╭─ Input rows
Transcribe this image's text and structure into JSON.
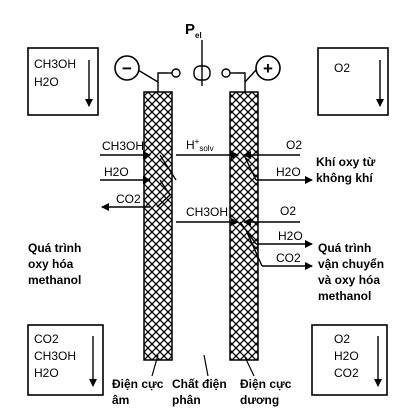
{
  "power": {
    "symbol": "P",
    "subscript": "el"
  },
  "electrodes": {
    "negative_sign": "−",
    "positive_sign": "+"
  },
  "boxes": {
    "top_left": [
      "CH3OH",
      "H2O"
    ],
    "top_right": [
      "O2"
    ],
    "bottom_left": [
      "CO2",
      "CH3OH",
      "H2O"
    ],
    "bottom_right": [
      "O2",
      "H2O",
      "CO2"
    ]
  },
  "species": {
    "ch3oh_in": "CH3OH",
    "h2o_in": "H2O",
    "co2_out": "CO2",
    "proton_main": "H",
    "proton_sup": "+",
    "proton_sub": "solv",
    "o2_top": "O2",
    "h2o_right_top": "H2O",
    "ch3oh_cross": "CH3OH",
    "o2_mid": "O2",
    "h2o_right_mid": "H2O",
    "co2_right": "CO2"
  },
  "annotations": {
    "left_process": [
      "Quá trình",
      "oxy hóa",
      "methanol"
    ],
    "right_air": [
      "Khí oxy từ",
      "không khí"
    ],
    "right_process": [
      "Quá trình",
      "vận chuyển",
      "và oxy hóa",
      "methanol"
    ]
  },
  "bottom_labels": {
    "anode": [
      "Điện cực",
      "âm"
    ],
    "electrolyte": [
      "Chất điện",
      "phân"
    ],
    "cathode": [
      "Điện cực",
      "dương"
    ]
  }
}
╰─
╭─ Input rows
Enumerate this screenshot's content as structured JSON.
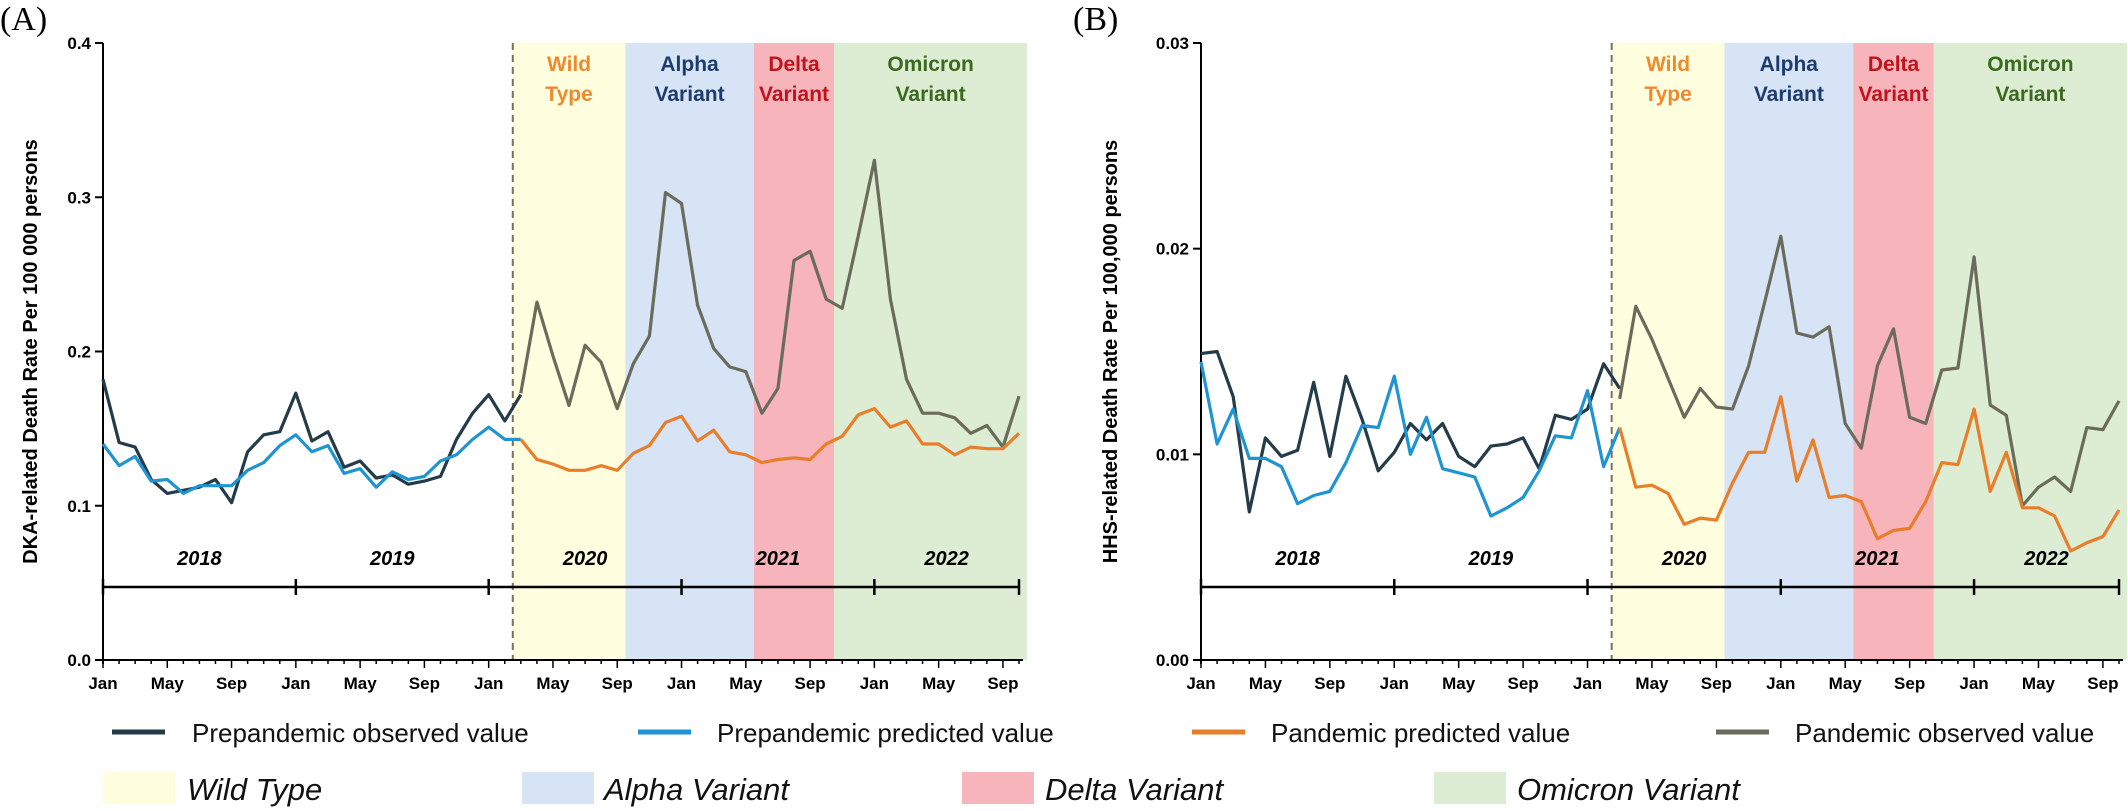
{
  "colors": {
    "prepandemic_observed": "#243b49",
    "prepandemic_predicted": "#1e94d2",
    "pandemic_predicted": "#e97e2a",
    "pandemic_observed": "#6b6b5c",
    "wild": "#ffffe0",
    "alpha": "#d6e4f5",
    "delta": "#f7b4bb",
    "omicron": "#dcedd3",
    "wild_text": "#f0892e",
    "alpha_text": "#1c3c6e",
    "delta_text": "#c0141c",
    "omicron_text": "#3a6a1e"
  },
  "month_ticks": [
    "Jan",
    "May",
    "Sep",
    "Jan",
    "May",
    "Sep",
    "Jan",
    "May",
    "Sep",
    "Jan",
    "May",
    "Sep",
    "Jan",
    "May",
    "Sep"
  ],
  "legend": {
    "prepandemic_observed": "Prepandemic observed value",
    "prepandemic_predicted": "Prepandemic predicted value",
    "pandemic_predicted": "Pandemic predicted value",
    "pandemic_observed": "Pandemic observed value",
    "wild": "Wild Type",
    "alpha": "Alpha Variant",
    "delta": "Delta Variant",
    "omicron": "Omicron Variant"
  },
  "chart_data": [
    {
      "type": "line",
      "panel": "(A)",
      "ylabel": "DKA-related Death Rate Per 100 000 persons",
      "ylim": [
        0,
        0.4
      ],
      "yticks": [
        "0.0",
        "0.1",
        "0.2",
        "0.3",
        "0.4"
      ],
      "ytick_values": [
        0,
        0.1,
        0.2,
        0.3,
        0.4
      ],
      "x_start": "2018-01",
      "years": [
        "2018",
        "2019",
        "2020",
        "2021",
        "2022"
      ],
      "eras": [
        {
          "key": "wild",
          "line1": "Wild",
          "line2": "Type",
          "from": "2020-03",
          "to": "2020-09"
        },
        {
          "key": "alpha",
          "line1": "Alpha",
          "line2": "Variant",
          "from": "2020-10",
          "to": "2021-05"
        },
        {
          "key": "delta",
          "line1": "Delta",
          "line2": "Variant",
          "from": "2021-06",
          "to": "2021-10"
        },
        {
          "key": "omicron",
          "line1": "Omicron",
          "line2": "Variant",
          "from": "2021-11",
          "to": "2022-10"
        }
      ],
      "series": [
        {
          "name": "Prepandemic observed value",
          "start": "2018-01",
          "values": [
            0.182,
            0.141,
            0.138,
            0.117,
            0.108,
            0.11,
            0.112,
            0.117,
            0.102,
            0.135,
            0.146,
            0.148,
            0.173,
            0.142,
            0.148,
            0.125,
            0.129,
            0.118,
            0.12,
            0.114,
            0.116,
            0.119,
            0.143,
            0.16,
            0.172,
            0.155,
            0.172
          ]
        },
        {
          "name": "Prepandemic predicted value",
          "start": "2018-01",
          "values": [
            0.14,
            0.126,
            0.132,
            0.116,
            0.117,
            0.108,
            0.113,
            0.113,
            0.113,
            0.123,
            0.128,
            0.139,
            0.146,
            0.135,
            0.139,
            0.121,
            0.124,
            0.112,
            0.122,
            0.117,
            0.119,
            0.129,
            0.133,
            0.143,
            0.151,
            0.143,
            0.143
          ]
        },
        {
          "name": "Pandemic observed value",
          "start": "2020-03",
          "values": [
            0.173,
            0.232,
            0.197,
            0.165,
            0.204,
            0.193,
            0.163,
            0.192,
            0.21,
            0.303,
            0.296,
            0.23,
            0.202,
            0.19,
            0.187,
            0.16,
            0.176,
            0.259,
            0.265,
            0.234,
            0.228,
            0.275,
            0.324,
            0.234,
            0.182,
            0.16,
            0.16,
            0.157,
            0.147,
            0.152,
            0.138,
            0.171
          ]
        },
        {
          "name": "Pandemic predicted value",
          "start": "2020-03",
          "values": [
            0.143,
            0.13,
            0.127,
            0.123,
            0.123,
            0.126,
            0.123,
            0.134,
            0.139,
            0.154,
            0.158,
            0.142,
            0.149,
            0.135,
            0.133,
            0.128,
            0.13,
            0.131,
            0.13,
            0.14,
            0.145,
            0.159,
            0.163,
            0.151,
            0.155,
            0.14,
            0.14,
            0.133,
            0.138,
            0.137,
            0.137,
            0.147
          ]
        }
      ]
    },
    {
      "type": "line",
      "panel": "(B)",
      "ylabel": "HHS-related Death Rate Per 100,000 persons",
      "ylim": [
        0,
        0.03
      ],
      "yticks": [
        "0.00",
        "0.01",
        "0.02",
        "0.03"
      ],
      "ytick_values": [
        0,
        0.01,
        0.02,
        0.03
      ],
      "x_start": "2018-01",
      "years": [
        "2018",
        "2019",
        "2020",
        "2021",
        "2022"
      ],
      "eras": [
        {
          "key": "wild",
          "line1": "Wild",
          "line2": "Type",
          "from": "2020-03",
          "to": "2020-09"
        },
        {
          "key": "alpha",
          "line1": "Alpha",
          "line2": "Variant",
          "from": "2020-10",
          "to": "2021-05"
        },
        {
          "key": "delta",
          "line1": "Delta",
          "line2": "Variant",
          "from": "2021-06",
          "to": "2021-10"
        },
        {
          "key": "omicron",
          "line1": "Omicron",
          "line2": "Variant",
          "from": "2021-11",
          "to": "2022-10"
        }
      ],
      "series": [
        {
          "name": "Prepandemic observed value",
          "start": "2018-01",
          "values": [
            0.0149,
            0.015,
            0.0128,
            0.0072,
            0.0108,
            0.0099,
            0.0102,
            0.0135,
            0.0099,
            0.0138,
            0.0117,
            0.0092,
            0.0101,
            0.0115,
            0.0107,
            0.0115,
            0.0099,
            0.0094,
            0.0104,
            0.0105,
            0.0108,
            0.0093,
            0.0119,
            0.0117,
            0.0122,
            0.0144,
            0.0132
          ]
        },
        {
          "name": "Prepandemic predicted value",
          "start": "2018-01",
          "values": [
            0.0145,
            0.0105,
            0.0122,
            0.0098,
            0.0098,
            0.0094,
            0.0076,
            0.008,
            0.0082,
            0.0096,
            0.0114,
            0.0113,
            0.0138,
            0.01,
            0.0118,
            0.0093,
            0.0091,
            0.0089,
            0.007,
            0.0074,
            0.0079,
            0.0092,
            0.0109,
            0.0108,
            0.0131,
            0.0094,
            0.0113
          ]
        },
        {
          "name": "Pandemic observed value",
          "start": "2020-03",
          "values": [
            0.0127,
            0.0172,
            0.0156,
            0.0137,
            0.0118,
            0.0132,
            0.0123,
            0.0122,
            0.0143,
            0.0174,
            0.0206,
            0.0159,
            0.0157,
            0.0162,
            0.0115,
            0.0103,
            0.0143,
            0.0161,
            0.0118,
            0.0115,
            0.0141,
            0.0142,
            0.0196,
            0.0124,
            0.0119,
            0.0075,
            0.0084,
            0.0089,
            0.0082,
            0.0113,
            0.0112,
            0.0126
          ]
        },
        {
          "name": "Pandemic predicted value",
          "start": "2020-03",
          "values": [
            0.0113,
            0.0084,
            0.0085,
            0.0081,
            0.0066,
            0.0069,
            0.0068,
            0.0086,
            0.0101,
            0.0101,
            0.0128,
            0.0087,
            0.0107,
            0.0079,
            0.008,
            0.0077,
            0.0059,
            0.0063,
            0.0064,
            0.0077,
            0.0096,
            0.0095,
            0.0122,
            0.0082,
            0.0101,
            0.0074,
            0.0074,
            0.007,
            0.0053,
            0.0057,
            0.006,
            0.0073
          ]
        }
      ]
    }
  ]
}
╰─
> Set exercise: Which lines above contain "persons"? Show each of them.

> Expected answer:
      "ylabel": "DKA-related Death Rate Per 100 000 persons",
      "ylabel": "HHS-related Death Rate Per 100,000 persons",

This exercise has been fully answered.